* Work instructions: Extract the data exactly, missing nothing.

##### Extracted data

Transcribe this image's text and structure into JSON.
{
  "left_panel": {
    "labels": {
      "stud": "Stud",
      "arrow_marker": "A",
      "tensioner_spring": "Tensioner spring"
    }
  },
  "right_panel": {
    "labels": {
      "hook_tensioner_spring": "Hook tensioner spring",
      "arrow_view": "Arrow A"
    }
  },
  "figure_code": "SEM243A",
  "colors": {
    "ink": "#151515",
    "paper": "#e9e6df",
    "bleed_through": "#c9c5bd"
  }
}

##########

* Written answer:
Transcribe this image's text and structure into JSON.
{
  "left_panel": {
    "labels": {
      "stud": "Stud",
      "arrow_marker": "A",
      "tensioner_spring": "Tensioner spring"
    }
  },
  "right_panel": {
    "labels": {
      "hook_tensioner_spring": "Hook tensioner spring",
      "arrow_view": "Arrow A"
    }
  },
  "figure_code": "SEM243A",
  "colors": {
    "ink": "#151515",
    "paper": "#e9e6df",
    "bleed_through": "#c9c5bd"
  }
}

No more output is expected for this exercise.